- The problem -
Gather each line in the entries that includes the string "عصره".

- Records from a dataset -

◆ ◆ ◆ ◆

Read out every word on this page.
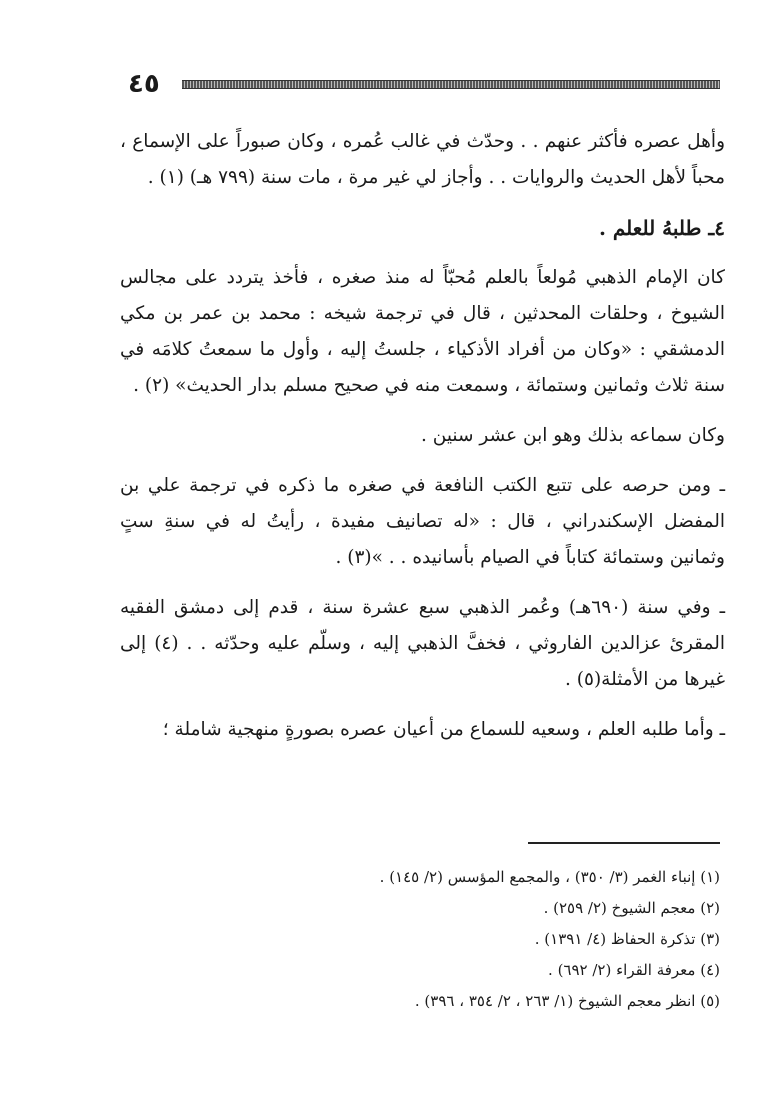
٤٥

وأهل عصره فأكثر عنهم . . وحدّث في غالب عُمره ، وكان صبوراً على الإسماع ، محباً لأهل الحديث والروايات . . وأجاز لي غير مرة ، مات سنة (٧٩٩ هـ) (١) .

٤ـ طلبهُ للعلم .

كان الإمام الذهبي مُولعاً بالعلم مُحبّاً له منذ صغره ، فأخذ يتردد على مجالس الشيوخ ، وحلقات المحدثين ، قال في ترجمة شيخه : محمد بن عمر بن مكي الدمشقي : «وكان من أفراد الأذكياء ، جلستُ إليه ، وأول ما سمعتُ كلامَه في سنة ثلاث وثمانين وستمائة ، وسمعت منه في صحيح مسلم بدار الحديث» (٢) .

وكان سماعه بذلك وهو ابن عشر سنين .

ـ ومن حرصه على تتبع الكتب النافعة في صغره ما ذكره في ترجمة علي بن المفضل الإسكندراني ، قال : «له تصانيف مفيدة ، رأيتُ له في سنةِ ستٍ وثمانين وستمائة كتاباً في الصيام بأسانيده . . »(٣) .

ـ وفي سنة (٦٩٠هـ) وعُمر الذهبي سبع عشرة سنة ، قدم إلى دمشق الفقيه المقرئ عزالدين الفاروثي ، فخفَّ الذهبي إليه ، وسلّم عليه وحدّثه . . (٤) إلى غيرها من الأمثلة(٥) .

ـ وأما طلبه العلم ، وسعيه للسماع من أعيان عصره بصورةٍ منهجية شاملة ؛

(١) إنباء الغمر (٣/ ٣٥٠) ، والمجمع المؤسس (٢/ ١٤٥) .
(٢) معجم الشيوخ (٢/ ٢٥٩) .
(٣) تذكرة الحفاظ (٤/ ١٣٩١) .
(٤) معرفة القراء (٢/ ٦٩٢) .
(٥) انظر معجم الشيوخ (١/ ٢٦٣ ، ٢/ ٣٥٤ ، ٣٩٦) .
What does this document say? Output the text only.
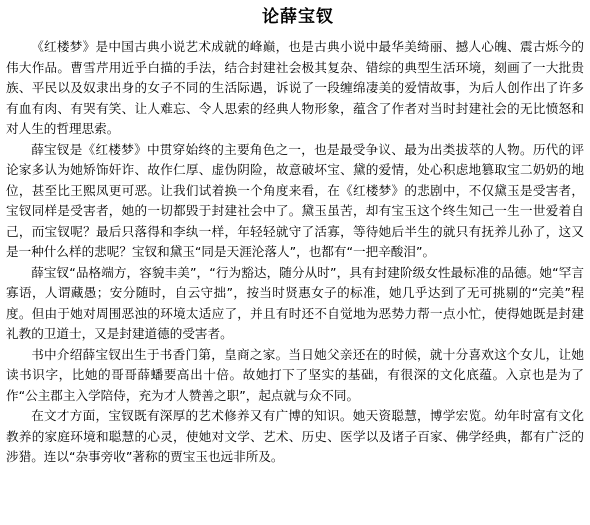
论薛宝钗

《红楼梦》是中国古典小说艺术成就的峰巅，也是古典小说中最华美绮丽、撼人心魄、震古烁今的伟大作品。曹雪芹用近乎白描的手法，结合封建社会极其复杂、错综的典型生活环境，刻画了一大批贵族、平民以及奴隶出身的女子不同的生活际遇，诉说了一段缠绵凄美的爱情故事，为后人创作出了许多有血有肉、有哭有笑、让人难忘、令人思索的经典人物形象，蕴含了作者对当时封建社会的无比愤怒和对人生的哲理思索。

薛宝钗是《红楼梦》中贯穿始终的主要角色之一，也是最受争议、最为出类拔萃的人物。历代的评论家多认为她矫饰奸诈、故作仁厚、虚伪阴险，故意破坏宝、黛的爱情，处心积虑地篡取宝二奶奶的地位，甚至比王熙凤更可恶。让我们试着换一个角度来看，在《红楼梦》的悲剧中，不仅黛玉是受害者，宝钗同样是受害者，她的一切都毁于封建社会中了。黛玉虽苦，却有宝玉这个终生知己一生一世爱着自己，而宝钗呢？最后只落得和李纨一样，年轻轻就守了活寡，等待她后半生的就只有抚养儿孙了，这又是一种什么样的悲呢？宝钗和黛玉“同是天涯沦落人”，也都有“一把辛酸泪”。

薛宝钗“品格端方，容貌丰美”，“行为豁达，随分从时”，具有封建阶级女性最标准的品德。她“罕言寡语，人谓藏愚；安分随时，自云守拙”，按当时贤惠女子的标准，她几乎达到了无可挑剔的“完美”程度。但由于她对周围恶浊的环境太适应了，并且有时还不自觉地为恶势力帮一点小忙，使得她既是封建礼教的卫道士，又是封建道德的受害者。

书中介绍薛宝钗出生于书香门第，皇商之家。当日她父亲还在的时候，就十分喜欢这个女儿，让她读书识字，比她的哥哥薛蟠要高出十倍。故她打下了坚实的基础，有很深的文化底蕴。入京也是为了作“公主郡主入学陪侍，充为才人赞善之职”，起点就与众不同。

在文才方面，宝钗既有深厚的艺术修养又有广博的知识。她天资聪慧，博学宏览。幼年时富有文化教养的家庭环境和聪慧的心灵，使她对文学、艺术、历史、医学以及诸子百家、佛学经典，都有广泛的涉猎。连以“杂事旁收”著称的贾宝玉也远非所及。
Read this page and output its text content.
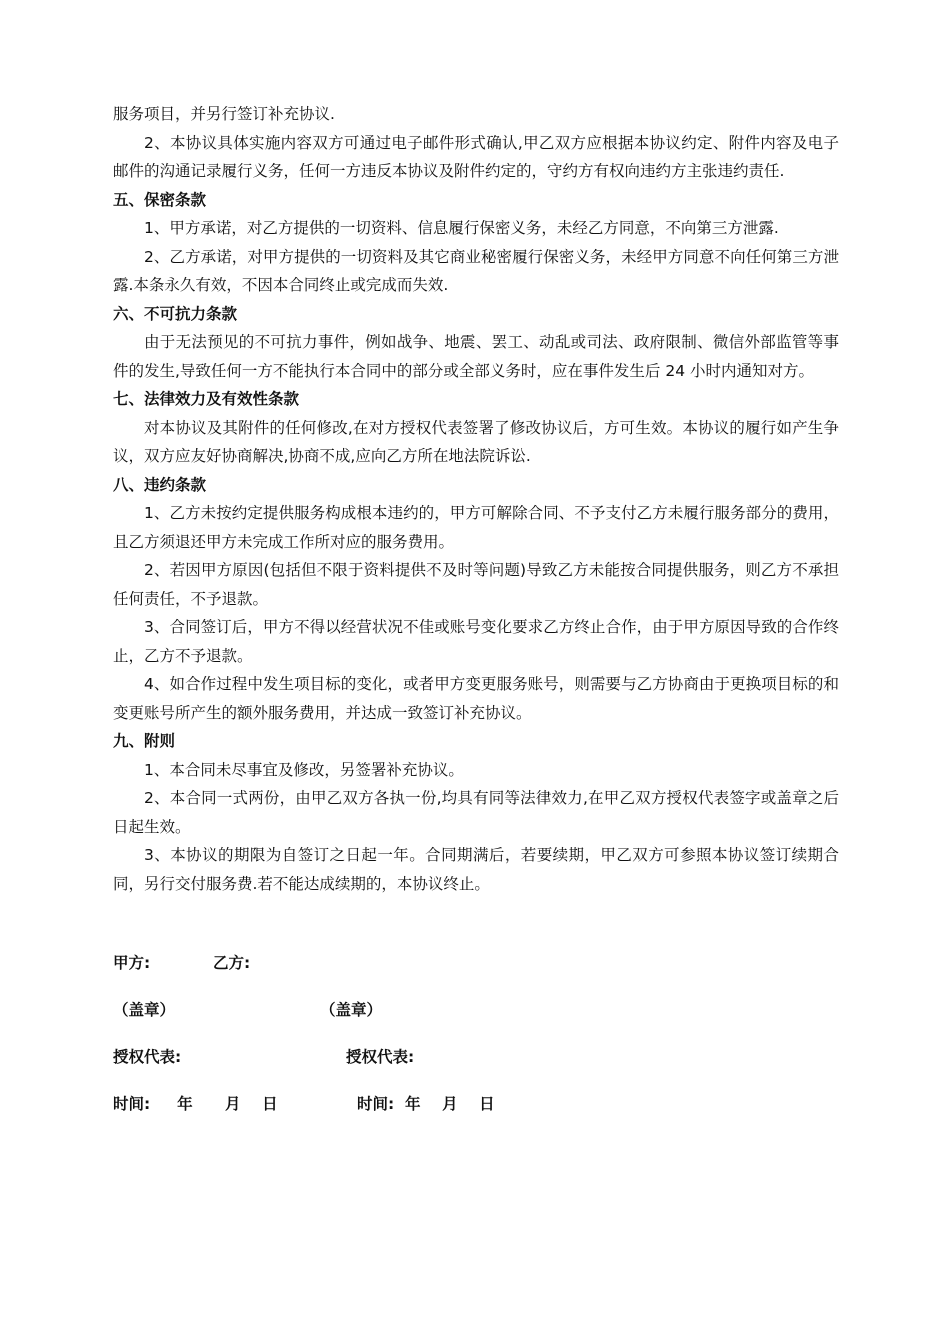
服务项目，并另行签订补充协议.

2、本协议具体实施内容双方可通过电子邮件形式确认,甲乙双方应根据本协议约定、附件内容及电子邮件的沟通记录履行义务，任何一方违反本协议及附件约定的，守约方有权向违约方主张违约责任.

五、保密条款

1、甲方承诺，对乙方提供的一切资料、信息履行保密义务，未经乙方同意，不向第三方泄露.

2、乙方承诺，对甲方提供的一切资料及其它商业秘密履行保密义务，未经甲方同意不向任何第三方泄露.本条永久有效，不因本合同终止或完成而失效.

六、不可抗力条款

由于无法预见的不可抗力事件，例如战争、地震、罢工、动乱或司法、政府限制、微信外部监管等事件的发生,导致任何一方不能执行本合同中的部分或全部义务时，应在事件发生后 24 小时内通知对方。

七、法律效力及有效性条款

对本协议及其附件的任何修改,在对方授权代表签署了修改协议后，方可生效。本协议的履行如产生争议，双方应友好协商解决,协商不成,应向乙方所在地法院诉讼.

八、违约条款

1、乙方未按约定提供服务构成根本违约的，甲方可解除合同、不予支付乙方未履行服务部分的费用，且乙方须退还甲方未完成工作所对应的服务费用。

2、若因甲方原因(包括但不限于资料提供不及时等问题)导致乙方未能按合同提供服务，则乙方不承担任何责任，不予退款。

3、合同签订后，甲方不得以经营状况不佳或账号变化要求乙方终止合作，由于甲方原因导致的合作终止，乙方不予退款。

4、如合作过程中发生项目标的变化，或者甲方变更服务账号，则需要与乙方协商由于更换项目标的和变更账号所产生的额外服务费用，并达成一致签订补充协议。

九、附则

1、本合同未尽事宜及修改，另签署补充协议。

2、本合同一式两份，由甲乙双方各执一份,均具有同等法律效力,在甲乙双方授权代表签字或盖章之后日起生效。

3、本协议的期限为自签订之日起一年。合同期满后，若要续期，甲乙双方可参照本协议签订续期合同，另行交付服务费.若不能达成续期的，本协议终止。

甲方:	乙方:
（盖章）	（盖章）
授权代表:	授权代表:
时间:     年      月    日	时间:  年    月    日
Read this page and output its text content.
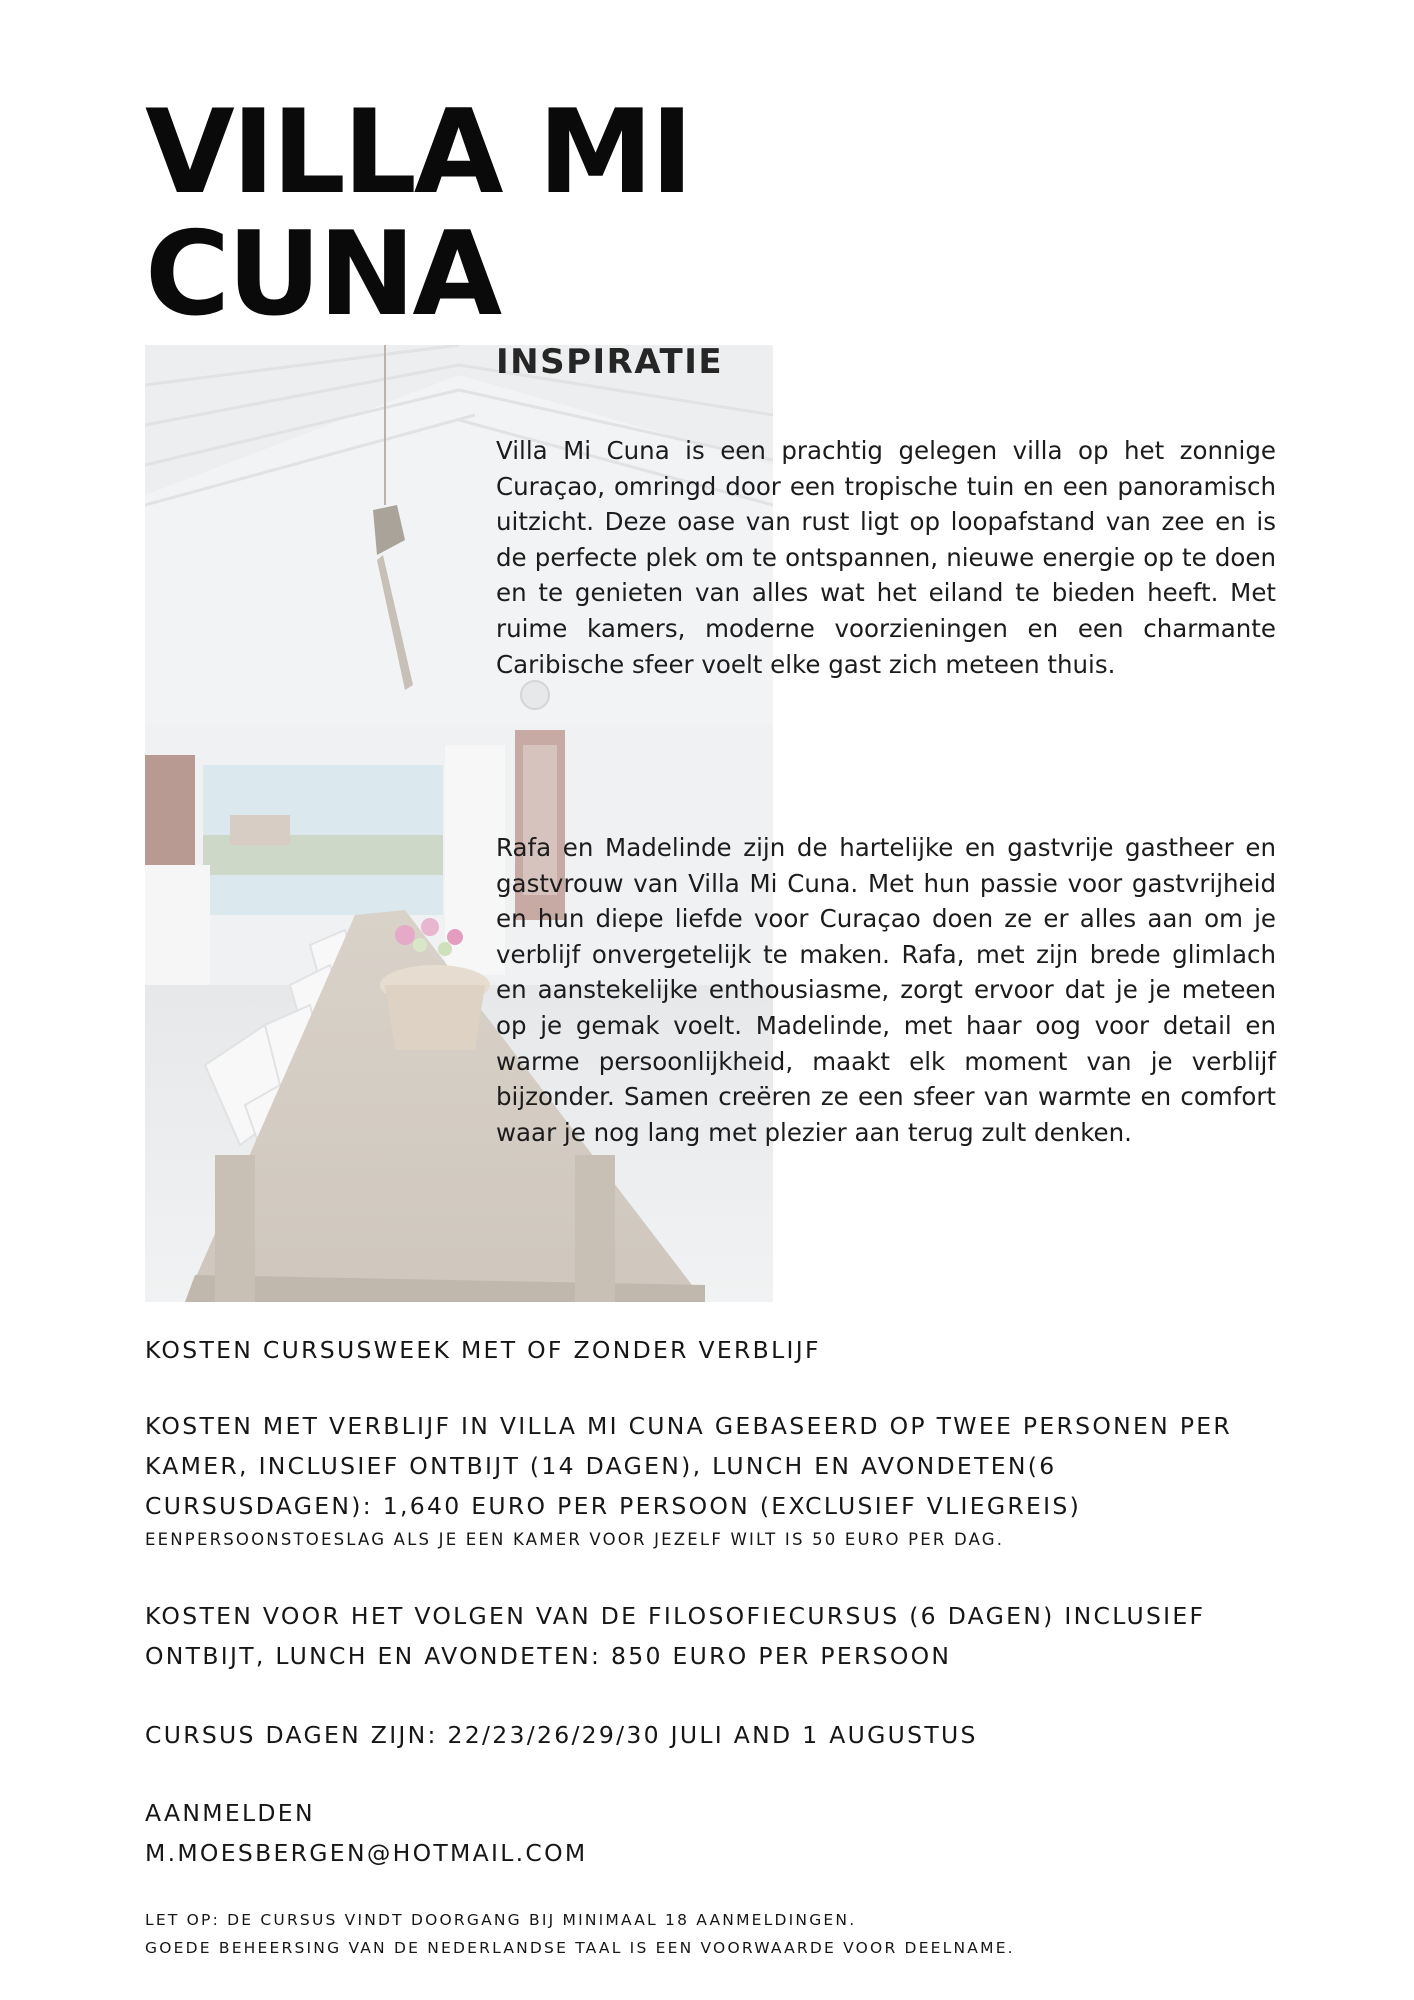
VILLA MI
CUNA
INSPIRATIE

Villa Mi Cuna is een prachtig gelegen villa op het zonnige Curaçao, omringd door een tropische tuin en een panoramisch uitzicht. Deze oase van rust ligt op loopafstand van zee en is de perfecte plek om te ontspannen, nieuwe energie op te doen en te genieten van alles wat het eiland te bieden heeft. Met ruime kamers, moderne voorzieningen en een charmante Caribische sfeer voelt elke gast zich meteen thuis.

Rafa en Madelinde zijn de hartelijke en gastvrije gastheer en gastvrouw van Villa Mi Cuna. Met hun passie voor gastvrijheid en hun diepe liefde voor Curaçao doen ze er alles aan om je verblijf onvergetelijk te maken. Rafa, met zijn brede glimlach en aanstekelijke enthousiasme, zorgt ervoor dat je je meteen op je gemak voelt. Madelinde, met haar oog voor detail en warme persoonlijkheid, maakt elk moment van je verblijf bijzonder. Samen creëren ze een sfeer van warmte en comfort waar je nog lang met plezier aan terug zult denken.

KOSTEN CURSUSWEEK MET OF ZONDER VERBLIJF

KOSTEN MET VERBLIJF IN VILLA MI CUNA GEBASEERD OP TWEE PERSONEN PER KAMER, INCLUSIEF ONTBIJT (14 DAGEN), LUNCH EN AVONDETEN(6 CURSUSDAGEN): 1,640 EURO PER PERSOON (EXCLUSIEF VLIEGREIS)

EENPERSOONSTOESLAG ALS JE EEN KAMER VOOR JEZELF WILT IS 50 EURO PER DAG.

KOSTEN VOOR HET VOLGEN VAN DE FILOSOFIECURSUS (6 DAGEN) INCLUSIEF ONTBIJT, LUNCH EN AVONDETEN: 850 EURO PER PERSOON

CURSUS DAGEN ZIJN: 22/23/26/29/30 JULI AND 1 AUGUSTUS

AANMELDEN

M.MOESBERGEN@HOTMAIL.COM

LET OP: DE CURSUS VINDT DOORGANG BIJ MINIMAAL 18 AANMELDINGEN.

GOEDE BEHEERSING VAN DE NEDERLANDSE TAAL IS EEN VOORWAARDE VOOR DEELNAME.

◆ ◆ ◆ ◆

- Response -
وأهل عصره فأكثر عنهم . . وحدّث في غالب عُمره ، وكان صبوراً على الإسماع ، محباً لأهل الحديث والروايات . . وأجاز لي غير مرة ، مات سنة (٧٩٩ هـ) (١) .
ـ وأما طلبه العلم ، وسعيه للسماع من أعيان عصره بصورةٍ منهجية شاملة ؛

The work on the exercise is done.